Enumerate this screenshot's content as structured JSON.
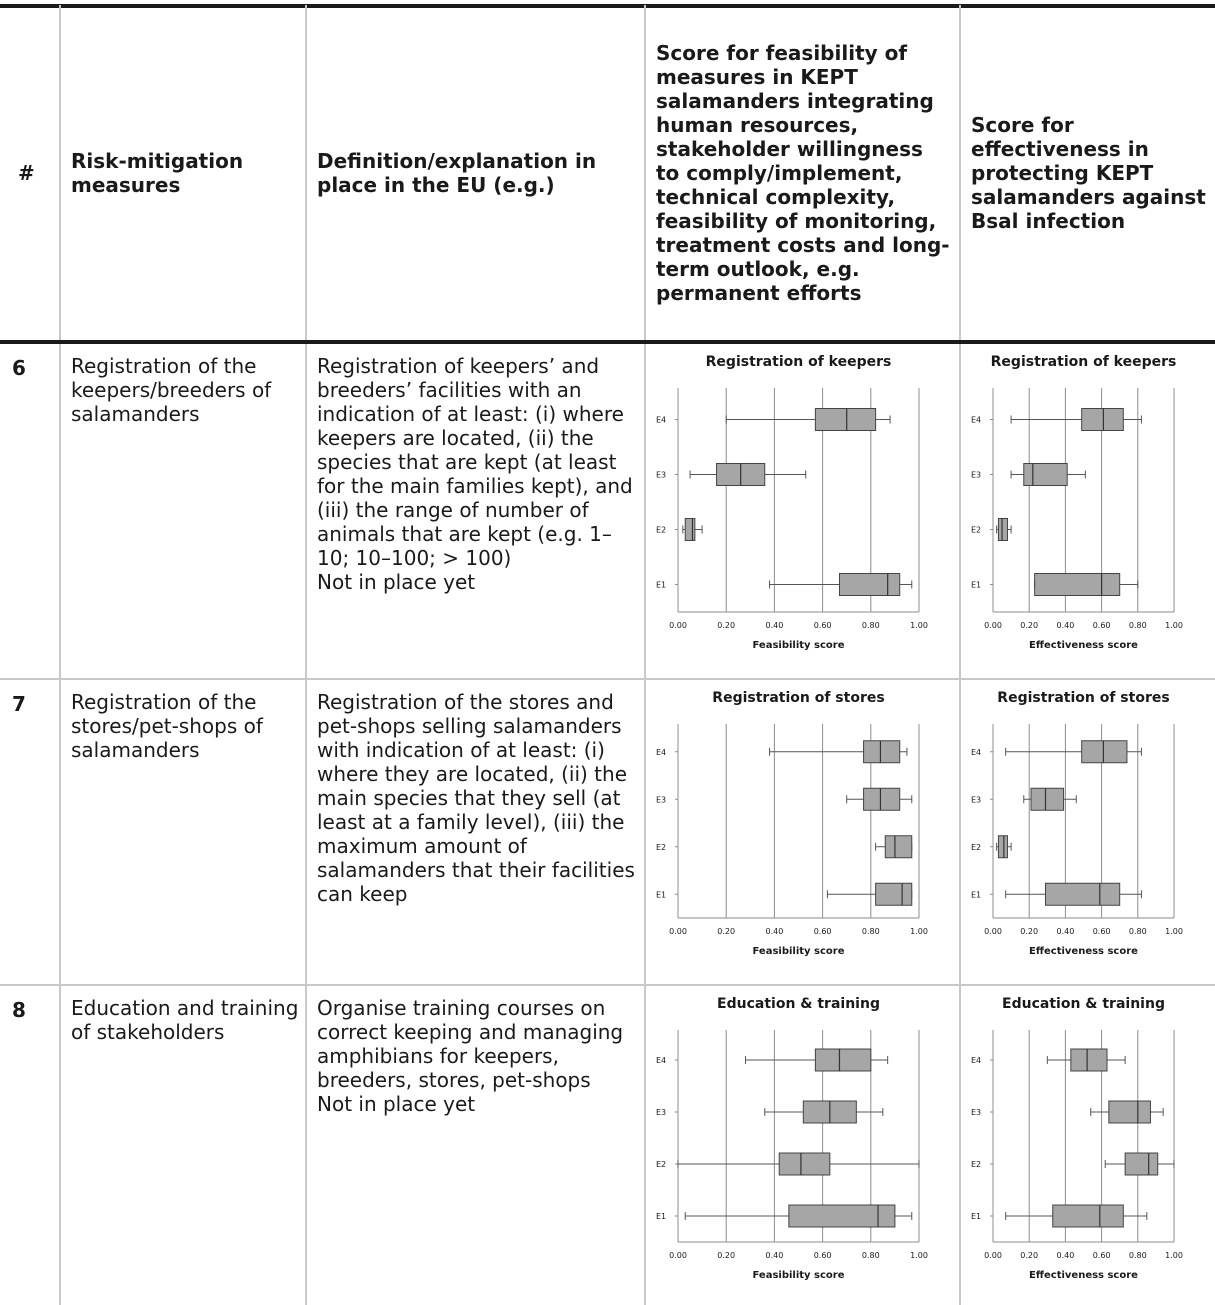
{
  "table": {
    "headers": {
      "num": "#",
      "measure": "Risk-mitigation measures",
      "definition": "Definition/explanation in place in the EU (e.g.)",
      "feasibility": "Score for feasibility of measures in KEPT salamanders integrating human resources, stakeholder willingness to comply/implement, technical complexity, feasibility of monitoring, treatment costs and long-term outlook, e.g. permanent efforts",
      "effectiveness": "Score for effectiveness in protecting KEPT salamanders against Bsal infection"
    },
    "rows": [
      {
        "num": "6",
        "measure": "Registration of the keepers/breeders of salamanders",
        "definition": "Registration of keepers’ and breeders’ facilities with an indication of at least: (i) where keepers are located, (ii) the species that are kept (at least for the main families kept), and (iii) the range of number of animals that are kept (e.g. 1–10; 10–100; > 100)",
        "status": "Not in place yet"
      },
      {
        "num": "7",
        "measure": "Registration of the stores/pet-shops of salamanders",
        "definition": "Registration of the stores and pet-shops selling salamanders with indication of at least: (i) where they are located, (ii) the main species that they sell (at least at a family level), (iii) the maximum amount of salamanders that their facilities can keep",
        "status": ""
      },
      {
        "num": "8",
        "measure": "Education and training of stakeholders",
        "definition": "Organise training courses on correct keeping and managing amphibians for keepers, breeders, stores, pet-shops",
        "status": "Not in place yet"
      }
    ]
  },
  "chart_data": [
    {
      "type": "boxplot",
      "orientation": "horizontal",
      "title": "Registration of keepers",
      "xlabel": "Feasibility score",
      "categories": [
        "E4",
        "E3",
        "E2",
        "E1"
      ],
      "xlim": [
        0,
        1
      ],
      "xticks": [
        "0.00",
        "0.20",
        "0.40",
        "0.60",
        "0.80",
        "1.00"
      ],
      "boxes": [
        {
          "min": 0.2,
          "q1": 0.57,
          "median": 0.7,
          "q3": 0.82,
          "max": 0.88
        },
        {
          "min": 0.05,
          "q1": 0.16,
          "median": 0.26,
          "q3": 0.36,
          "max": 0.53
        },
        {
          "min": 0.02,
          "q1": 0.03,
          "median": 0.06,
          "q3": 0.07,
          "max": 0.1
        },
        {
          "min": 0.38,
          "q1": 0.67,
          "median": 0.87,
          "q3": 0.92,
          "max": 0.97
        }
      ]
    },
    {
      "type": "boxplot",
      "orientation": "horizontal",
      "title": "Registration of keepers",
      "xlabel": "Effectiveness score",
      "categories": [
        "E4",
        "E3",
        "E2",
        "E1"
      ],
      "xlim": [
        0,
        1
      ],
      "xticks": [
        "0.00",
        "0.20",
        "0.40",
        "0.60",
        "0.80",
        "1.00"
      ],
      "boxes": [
        {
          "min": 0.1,
          "q1": 0.49,
          "median": 0.61,
          "q3": 0.72,
          "max": 0.82
        },
        {
          "min": 0.1,
          "q1": 0.17,
          "median": 0.22,
          "q3": 0.41,
          "max": 0.51
        },
        {
          "min": 0.02,
          "q1": 0.03,
          "median": 0.05,
          "q3": 0.08,
          "max": 0.1
        },
        {
          "min": 0.23,
          "q1": 0.23,
          "median": 0.6,
          "q3": 0.7,
          "max": 0.8
        }
      ]
    },
    {
      "type": "boxplot",
      "orientation": "horizontal",
      "title": "Registration of stores",
      "xlabel": "Feasibility score",
      "categories": [
        "E4",
        "E3",
        "E2",
        "E1"
      ],
      "xlim": [
        0,
        1
      ],
      "xticks": [
        "0.00",
        "0.20",
        "0.40",
        "0.60",
        "0.80",
        "1.00"
      ],
      "boxes": [
        {
          "min": 0.38,
          "q1": 0.77,
          "median": 0.84,
          "q3": 0.92,
          "max": 0.95
        },
        {
          "min": 0.7,
          "q1": 0.77,
          "median": 0.84,
          "q3": 0.92,
          "max": 0.97
        },
        {
          "min": 0.82,
          "q1": 0.86,
          "median": 0.9,
          "q3": 0.97,
          "max": 0.97
        },
        {
          "min": 0.62,
          "q1": 0.82,
          "median": 0.93,
          "q3": 0.97,
          "max": 0.97
        }
      ]
    },
    {
      "type": "boxplot",
      "orientation": "horizontal",
      "title": "Registration of stores",
      "xlabel": "Effectiveness score",
      "categories": [
        "E4",
        "E3",
        "E2",
        "E1"
      ],
      "xlim": [
        0,
        1
      ],
      "xticks": [
        "0.00",
        "0.20",
        "0.40",
        "0.60",
        "0.80",
        "1.00"
      ],
      "boxes": [
        {
          "min": 0.07,
          "q1": 0.49,
          "median": 0.61,
          "q3": 0.74,
          "max": 0.82
        },
        {
          "min": 0.17,
          "q1": 0.21,
          "median": 0.29,
          "q3": 0.39,
          "max": 0.46
        },
        {
          "min": 0.02,
          "q1": 0.03,
          "median": 0.06,
          "q3": 0.08,
          "max": 0.1
        },
        {
          "min": 0.07,
          "q1": 0.29,
          "median": 0.59,
          "q3": 0.7,
          "max": 0.82
        }
      ]
    },
    {
      "type": "boxplot",
      "orientation": "horizontal",
      "title": "Education & training",
      "xlabel": "Feasibility score",
      "categories": [
        "E4",
        "E3",
        "E2",
        "E1"
      ],
      "xlim": [
        0,
        1
      ],
      "xticks": [
        "0.00",
        "0.20",
        "0.40",
        "0.60",
        "0.80",
        "1.00"
      ],
      "boxes": [
        {
          "min": 0.28,
          "q1": 0.57,
          "median": 0.67,
          "q3": 0.8,
          "max": 0.87
        },
        {
          "min": 0.36,
          "q1": 0.52,
          "median": 0.63,
          "q3": 0.74,
          "max": 0.85
        },
        {
          "min": 0.0,
          "q1": 0.42,
          "median": 0.51,
          "q3": 0.63,
          "max": 1.0
        },
        {
          "min": 0.03,
          "q1": 0.46,
          "median": 0.83,
          "q3": 0.9,
          "max": 0.97
        }
      ]
    },
    {
      "type": "boxplot",
      "orientation": "horizontal",
      "title": "Education & training",
      "xlabel": "Effectiveness score",
      "categories": [
        "E4",
        "E3",
        "E2",
        "E1"
      ],
      "xlim": [
        0,
        1
      ],
      "xticks": [
        "0.00",
        "0.20",
        "0.40",
        "0.60",
        "0.80",
        "1.00"
      ],
      "boxes": [
        {
          "min": 0.3,
          "q1": 0.43,
          "median": 0.52,
          "q3": 0.63,
          "max": 0.73
        },
        {
          "min": 0.54,
          "q1": 0.64,
          "median": 0.8,
          "q3": 0.87,
          "max": 0.94
        },
        {
          "min": 0.62,
          "q1": 0.73,
          "median": 0.86,
          "q3": 0.91,
          "max": 1.0
        },
        {
          "min": 0.07,
          "q1": 0.33,
          "median": 0.59,
          "q3": 0.72,
          "max": 0.85
        }
      ]
    }
  ]
}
++++++
**What to do**.
Show every line of the listing in which the string "shops" can be found.

**Output below**.
        "measure": "Registration of the stores/pet-shops of salamanders",
        "definition": "Registration of the stores and pet-shops selling salamanders with indication of at least: (i) where they are located, (ii) the main species that they sell (at least at a family level), (iii) the maximum amount of salamanders that their facilities can keep",
        "definition": "Organise training courses on correct keeping and managing amphibians for keepers, breeders, stores, pet-shops",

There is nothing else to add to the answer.